>> START

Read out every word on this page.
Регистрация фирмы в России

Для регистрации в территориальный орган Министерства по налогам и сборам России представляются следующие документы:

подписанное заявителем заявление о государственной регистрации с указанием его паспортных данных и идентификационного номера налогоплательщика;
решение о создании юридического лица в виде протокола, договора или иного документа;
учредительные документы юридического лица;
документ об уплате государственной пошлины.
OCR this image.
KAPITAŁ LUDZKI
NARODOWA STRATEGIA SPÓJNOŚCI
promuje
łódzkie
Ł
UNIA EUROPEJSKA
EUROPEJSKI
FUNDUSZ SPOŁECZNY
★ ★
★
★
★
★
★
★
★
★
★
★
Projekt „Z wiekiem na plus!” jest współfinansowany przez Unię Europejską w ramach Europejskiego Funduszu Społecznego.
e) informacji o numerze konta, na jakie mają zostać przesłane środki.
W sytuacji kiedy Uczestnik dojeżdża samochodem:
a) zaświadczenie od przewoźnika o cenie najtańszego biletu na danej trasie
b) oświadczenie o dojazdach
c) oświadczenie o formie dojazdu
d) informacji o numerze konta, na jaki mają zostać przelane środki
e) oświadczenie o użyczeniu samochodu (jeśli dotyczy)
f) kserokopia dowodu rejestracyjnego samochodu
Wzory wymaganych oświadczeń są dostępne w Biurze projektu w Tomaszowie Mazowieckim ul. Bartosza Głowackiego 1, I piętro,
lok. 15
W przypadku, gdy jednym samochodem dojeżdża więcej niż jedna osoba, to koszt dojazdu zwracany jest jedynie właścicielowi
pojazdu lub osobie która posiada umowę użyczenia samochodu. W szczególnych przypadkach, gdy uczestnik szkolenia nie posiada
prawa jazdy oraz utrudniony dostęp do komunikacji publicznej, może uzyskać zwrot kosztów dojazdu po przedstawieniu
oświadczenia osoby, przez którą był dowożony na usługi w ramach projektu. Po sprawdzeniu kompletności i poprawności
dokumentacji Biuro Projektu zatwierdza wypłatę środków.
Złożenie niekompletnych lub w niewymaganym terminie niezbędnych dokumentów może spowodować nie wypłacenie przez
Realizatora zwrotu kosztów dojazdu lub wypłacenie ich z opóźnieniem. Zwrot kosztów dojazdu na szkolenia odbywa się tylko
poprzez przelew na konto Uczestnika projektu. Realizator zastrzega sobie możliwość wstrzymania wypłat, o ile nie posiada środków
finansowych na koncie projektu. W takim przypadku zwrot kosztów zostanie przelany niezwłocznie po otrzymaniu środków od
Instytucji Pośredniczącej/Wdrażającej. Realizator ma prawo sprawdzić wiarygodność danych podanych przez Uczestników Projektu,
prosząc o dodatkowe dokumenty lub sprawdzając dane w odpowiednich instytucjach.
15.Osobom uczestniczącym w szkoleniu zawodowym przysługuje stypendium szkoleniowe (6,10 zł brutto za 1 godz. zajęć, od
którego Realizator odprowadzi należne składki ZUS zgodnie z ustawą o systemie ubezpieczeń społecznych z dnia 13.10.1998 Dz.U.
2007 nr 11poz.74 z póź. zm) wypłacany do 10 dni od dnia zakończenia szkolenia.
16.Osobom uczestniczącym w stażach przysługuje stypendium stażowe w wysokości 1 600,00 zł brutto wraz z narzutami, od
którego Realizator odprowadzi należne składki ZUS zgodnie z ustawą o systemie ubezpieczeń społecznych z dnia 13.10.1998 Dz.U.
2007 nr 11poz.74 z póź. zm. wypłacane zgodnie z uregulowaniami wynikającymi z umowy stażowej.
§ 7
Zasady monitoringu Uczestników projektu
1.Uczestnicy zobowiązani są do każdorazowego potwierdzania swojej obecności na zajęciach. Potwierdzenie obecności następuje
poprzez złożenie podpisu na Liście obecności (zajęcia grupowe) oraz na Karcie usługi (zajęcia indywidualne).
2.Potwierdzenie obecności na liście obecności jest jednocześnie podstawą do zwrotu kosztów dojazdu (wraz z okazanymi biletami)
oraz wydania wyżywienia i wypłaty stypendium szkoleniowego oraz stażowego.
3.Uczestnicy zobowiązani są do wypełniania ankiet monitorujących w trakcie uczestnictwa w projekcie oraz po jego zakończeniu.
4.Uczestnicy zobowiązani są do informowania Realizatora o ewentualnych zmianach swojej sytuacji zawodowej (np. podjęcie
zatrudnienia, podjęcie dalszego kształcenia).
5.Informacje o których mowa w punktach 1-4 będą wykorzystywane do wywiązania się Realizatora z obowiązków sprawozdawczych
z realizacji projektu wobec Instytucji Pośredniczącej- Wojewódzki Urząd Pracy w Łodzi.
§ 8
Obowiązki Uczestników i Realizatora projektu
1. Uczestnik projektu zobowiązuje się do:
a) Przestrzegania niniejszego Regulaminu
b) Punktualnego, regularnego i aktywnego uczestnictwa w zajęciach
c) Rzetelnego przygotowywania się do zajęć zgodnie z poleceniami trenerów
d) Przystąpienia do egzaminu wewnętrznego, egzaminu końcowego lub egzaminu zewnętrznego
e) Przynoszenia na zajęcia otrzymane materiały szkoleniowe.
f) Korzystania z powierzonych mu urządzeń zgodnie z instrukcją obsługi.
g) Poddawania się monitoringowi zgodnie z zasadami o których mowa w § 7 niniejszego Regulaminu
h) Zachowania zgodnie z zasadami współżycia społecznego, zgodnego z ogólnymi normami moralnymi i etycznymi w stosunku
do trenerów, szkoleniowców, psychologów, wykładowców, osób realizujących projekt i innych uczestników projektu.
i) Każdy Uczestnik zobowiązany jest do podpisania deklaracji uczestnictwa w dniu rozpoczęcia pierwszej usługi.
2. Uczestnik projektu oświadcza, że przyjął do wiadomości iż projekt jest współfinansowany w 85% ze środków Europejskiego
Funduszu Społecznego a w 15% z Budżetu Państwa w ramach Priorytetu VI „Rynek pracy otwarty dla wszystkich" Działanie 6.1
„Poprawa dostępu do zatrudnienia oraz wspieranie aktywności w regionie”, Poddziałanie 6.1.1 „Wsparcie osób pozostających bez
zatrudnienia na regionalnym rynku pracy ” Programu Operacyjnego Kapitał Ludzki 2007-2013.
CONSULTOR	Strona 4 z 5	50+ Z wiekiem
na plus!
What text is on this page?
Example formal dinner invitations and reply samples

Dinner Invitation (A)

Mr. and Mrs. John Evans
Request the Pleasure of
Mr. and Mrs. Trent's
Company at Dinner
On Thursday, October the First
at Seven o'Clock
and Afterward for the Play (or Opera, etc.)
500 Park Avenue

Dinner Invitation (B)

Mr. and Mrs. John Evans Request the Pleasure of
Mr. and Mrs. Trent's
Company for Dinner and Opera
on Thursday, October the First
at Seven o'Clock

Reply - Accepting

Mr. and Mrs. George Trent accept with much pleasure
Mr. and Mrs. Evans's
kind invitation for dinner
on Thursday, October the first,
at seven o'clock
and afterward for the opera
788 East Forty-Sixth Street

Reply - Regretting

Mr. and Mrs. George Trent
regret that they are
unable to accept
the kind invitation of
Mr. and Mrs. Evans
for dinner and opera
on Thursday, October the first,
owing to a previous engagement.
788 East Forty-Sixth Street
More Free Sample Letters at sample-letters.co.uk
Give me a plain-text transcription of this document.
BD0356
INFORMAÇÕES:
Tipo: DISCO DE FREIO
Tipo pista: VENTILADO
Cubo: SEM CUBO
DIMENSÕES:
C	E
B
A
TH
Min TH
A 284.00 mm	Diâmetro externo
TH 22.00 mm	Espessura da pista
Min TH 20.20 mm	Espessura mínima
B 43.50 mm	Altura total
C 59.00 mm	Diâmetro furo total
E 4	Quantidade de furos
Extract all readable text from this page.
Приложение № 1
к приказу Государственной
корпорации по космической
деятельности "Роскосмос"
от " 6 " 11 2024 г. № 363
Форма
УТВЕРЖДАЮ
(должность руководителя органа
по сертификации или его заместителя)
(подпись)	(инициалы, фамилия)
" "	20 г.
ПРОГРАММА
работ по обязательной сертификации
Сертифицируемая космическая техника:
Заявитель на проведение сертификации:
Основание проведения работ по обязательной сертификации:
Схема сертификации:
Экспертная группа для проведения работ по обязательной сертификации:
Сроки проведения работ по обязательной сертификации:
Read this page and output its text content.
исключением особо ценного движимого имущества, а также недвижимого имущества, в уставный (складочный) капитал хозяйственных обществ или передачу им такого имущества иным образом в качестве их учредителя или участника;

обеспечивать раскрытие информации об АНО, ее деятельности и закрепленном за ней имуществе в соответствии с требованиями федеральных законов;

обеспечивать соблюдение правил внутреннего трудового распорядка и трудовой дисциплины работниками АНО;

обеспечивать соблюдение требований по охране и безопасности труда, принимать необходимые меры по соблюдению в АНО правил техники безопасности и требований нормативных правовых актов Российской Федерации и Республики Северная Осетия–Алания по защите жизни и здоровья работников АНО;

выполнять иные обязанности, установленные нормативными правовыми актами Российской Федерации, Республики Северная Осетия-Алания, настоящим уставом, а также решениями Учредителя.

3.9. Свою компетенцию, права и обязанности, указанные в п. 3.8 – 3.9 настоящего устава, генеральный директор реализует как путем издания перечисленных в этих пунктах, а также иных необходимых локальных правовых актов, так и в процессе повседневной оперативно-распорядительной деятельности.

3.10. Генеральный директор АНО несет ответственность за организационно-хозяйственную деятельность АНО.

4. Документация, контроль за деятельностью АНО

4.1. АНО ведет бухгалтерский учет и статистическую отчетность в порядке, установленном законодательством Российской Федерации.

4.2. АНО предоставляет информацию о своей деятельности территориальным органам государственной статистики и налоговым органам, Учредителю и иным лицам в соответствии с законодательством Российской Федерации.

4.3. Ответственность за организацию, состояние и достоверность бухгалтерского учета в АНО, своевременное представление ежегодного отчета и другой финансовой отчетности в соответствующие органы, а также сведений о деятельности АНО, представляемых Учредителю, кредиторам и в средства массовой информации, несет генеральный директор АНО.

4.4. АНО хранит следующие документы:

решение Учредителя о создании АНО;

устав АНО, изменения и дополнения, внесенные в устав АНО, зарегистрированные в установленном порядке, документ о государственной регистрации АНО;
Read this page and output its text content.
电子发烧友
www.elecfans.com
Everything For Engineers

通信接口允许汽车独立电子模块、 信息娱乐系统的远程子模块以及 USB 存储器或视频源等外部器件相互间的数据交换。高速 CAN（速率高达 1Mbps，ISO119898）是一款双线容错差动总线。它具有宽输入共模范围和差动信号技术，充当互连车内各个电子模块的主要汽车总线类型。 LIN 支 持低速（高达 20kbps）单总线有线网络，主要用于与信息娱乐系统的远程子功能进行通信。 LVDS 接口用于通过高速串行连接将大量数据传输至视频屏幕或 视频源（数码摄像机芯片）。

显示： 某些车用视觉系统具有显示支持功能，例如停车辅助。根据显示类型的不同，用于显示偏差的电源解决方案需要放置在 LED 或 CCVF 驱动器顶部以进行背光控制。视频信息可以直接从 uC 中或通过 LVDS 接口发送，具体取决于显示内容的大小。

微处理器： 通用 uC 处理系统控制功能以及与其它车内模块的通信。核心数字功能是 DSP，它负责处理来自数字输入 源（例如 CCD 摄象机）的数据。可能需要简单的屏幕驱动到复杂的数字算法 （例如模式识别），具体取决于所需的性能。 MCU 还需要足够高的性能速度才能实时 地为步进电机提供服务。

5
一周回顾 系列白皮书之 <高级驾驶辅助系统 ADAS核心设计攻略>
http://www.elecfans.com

>> END

[INSTRUCTIONS FOR THE TASK] Return only the number of lines in the preceding records that contain the string "wypłacenie".

[EXERCISE OUTPUT] 2